### Work to do
Identify the lines bearing the string "Barva" and gather them.

### Source records
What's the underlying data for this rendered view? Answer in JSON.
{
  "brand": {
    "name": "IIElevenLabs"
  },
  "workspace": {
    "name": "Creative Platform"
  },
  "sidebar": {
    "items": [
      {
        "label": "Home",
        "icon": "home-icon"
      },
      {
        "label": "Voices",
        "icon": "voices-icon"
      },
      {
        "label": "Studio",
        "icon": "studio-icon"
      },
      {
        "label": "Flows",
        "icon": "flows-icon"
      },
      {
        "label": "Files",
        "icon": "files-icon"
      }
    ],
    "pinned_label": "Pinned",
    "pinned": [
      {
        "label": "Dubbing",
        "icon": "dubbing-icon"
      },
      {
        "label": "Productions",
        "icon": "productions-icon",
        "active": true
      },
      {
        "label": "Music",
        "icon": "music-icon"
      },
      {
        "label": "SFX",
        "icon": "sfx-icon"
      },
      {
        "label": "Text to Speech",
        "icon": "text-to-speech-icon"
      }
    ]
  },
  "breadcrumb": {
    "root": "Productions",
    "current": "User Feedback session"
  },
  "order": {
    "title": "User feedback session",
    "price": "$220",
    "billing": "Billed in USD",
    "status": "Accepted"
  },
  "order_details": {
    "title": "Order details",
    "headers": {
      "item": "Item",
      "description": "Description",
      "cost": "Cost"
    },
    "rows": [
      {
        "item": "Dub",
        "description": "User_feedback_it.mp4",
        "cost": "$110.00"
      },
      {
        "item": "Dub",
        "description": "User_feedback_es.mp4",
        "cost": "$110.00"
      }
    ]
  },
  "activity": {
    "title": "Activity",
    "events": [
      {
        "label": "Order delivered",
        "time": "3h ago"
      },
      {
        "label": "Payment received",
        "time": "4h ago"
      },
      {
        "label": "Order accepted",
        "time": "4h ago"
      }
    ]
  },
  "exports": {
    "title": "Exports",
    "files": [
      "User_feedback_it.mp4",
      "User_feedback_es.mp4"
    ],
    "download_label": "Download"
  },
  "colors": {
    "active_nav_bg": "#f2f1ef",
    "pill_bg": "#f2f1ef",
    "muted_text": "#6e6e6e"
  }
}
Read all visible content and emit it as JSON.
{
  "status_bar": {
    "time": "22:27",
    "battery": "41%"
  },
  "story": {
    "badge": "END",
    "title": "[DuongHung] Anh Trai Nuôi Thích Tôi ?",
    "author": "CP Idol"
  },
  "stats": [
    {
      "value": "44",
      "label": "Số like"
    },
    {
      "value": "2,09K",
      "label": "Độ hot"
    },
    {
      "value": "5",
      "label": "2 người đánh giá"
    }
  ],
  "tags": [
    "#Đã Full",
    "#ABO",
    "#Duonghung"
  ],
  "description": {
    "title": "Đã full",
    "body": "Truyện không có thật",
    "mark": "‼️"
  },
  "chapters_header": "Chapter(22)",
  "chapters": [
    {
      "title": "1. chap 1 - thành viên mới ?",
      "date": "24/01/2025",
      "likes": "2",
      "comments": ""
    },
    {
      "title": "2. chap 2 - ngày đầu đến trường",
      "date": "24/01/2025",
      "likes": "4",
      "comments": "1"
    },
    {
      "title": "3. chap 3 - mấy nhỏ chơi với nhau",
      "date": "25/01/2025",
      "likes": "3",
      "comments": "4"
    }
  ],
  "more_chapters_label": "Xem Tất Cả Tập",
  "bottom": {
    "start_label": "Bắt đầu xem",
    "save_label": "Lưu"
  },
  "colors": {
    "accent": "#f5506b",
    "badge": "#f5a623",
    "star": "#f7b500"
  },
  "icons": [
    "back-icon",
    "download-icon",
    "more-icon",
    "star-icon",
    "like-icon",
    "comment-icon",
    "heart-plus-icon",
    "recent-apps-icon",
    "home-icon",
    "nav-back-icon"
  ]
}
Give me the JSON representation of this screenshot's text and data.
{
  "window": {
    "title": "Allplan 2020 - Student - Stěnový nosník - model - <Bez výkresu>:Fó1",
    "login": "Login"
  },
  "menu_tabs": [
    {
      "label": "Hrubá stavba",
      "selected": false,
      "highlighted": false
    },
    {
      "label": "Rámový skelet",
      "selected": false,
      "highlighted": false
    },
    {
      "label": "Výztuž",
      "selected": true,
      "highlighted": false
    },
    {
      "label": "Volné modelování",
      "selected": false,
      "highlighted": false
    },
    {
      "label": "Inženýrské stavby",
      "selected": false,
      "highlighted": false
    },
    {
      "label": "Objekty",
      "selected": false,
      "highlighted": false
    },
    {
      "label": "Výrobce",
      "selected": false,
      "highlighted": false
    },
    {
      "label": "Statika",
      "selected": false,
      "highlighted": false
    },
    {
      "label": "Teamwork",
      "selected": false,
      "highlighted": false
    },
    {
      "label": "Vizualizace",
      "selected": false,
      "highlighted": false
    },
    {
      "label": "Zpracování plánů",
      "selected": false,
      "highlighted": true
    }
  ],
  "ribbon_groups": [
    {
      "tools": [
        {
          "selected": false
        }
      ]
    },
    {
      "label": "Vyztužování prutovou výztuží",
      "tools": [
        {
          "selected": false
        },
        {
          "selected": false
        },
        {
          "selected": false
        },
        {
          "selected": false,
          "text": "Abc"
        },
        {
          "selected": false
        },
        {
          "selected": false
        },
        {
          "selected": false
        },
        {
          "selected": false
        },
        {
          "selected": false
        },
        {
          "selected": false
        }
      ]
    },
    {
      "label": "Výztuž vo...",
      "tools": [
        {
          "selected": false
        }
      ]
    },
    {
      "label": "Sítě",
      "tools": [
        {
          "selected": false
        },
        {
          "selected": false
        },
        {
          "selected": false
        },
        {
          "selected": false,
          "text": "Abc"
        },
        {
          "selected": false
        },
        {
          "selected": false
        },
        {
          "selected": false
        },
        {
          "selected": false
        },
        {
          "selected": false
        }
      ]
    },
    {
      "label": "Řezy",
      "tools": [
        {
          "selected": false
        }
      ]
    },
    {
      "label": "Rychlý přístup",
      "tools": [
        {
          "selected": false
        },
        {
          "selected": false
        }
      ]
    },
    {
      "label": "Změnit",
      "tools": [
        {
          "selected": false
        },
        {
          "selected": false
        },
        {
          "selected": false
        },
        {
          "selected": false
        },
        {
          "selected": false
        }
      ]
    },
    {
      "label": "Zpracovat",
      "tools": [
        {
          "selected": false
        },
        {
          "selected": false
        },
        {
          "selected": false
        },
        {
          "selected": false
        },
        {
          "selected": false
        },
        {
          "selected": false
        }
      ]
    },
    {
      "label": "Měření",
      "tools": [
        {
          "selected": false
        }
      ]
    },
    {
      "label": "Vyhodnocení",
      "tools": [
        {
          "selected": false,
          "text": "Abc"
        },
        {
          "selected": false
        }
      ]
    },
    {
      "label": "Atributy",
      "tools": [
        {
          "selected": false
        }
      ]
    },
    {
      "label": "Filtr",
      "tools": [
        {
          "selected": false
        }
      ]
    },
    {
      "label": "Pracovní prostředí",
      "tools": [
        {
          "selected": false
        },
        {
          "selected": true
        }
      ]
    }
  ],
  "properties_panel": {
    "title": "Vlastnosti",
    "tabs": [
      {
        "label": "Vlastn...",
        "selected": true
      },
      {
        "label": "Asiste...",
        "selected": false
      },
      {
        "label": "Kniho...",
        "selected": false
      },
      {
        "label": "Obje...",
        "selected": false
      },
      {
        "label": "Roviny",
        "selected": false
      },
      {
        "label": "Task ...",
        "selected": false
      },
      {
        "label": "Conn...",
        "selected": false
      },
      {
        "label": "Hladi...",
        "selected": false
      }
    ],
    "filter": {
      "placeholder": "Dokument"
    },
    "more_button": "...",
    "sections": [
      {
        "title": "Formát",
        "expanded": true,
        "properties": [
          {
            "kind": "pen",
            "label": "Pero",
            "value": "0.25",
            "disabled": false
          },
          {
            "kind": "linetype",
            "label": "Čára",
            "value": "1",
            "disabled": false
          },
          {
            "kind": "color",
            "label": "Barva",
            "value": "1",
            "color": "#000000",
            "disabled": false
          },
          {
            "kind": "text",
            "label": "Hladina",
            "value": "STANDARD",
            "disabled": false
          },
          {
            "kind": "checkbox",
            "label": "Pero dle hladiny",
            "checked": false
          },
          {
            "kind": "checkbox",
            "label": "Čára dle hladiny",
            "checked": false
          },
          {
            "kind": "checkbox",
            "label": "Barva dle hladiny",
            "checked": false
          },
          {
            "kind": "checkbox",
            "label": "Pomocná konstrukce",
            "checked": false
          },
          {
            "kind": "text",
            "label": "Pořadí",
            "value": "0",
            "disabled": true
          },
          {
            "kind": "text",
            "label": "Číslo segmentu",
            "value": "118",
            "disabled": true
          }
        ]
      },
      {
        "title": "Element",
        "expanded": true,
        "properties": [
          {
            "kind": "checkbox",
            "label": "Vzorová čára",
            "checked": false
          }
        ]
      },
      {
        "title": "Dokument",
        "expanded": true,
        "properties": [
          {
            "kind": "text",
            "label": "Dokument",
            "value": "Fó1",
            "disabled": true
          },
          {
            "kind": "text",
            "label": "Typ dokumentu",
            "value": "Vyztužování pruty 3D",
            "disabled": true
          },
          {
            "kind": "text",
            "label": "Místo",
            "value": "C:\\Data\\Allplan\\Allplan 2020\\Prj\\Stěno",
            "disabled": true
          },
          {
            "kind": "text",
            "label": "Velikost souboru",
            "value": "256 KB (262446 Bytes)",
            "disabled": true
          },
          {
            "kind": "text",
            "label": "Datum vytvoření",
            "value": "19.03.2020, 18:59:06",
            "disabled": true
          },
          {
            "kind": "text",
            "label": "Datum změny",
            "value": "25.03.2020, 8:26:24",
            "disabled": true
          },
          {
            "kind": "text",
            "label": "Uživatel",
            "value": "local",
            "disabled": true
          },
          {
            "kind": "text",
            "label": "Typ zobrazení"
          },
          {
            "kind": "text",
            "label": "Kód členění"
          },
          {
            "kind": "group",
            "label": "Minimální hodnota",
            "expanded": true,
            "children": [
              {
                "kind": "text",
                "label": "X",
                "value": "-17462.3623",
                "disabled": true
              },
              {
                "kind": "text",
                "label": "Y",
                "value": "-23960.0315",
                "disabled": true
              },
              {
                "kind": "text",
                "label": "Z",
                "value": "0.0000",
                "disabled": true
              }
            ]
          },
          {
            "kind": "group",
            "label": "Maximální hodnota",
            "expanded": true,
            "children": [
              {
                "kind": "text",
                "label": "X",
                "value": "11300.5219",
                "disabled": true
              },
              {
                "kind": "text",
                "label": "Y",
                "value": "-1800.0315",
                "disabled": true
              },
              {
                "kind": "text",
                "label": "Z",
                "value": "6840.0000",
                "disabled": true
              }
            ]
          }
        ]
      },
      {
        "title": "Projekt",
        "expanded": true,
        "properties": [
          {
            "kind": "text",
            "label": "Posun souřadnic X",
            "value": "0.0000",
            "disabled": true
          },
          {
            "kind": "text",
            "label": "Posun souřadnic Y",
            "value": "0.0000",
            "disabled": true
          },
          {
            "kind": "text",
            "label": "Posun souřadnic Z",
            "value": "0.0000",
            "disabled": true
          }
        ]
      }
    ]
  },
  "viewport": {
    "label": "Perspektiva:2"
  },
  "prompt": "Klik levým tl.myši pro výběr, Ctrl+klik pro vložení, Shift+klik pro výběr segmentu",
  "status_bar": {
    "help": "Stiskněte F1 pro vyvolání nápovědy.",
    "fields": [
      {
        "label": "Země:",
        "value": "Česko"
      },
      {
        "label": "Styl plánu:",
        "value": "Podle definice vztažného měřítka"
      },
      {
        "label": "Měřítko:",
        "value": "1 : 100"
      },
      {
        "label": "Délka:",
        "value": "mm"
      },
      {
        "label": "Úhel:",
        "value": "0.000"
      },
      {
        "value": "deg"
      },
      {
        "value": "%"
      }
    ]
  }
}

### Result for this task
            "label": "Barva",
            "label": "Barva dle hladiny",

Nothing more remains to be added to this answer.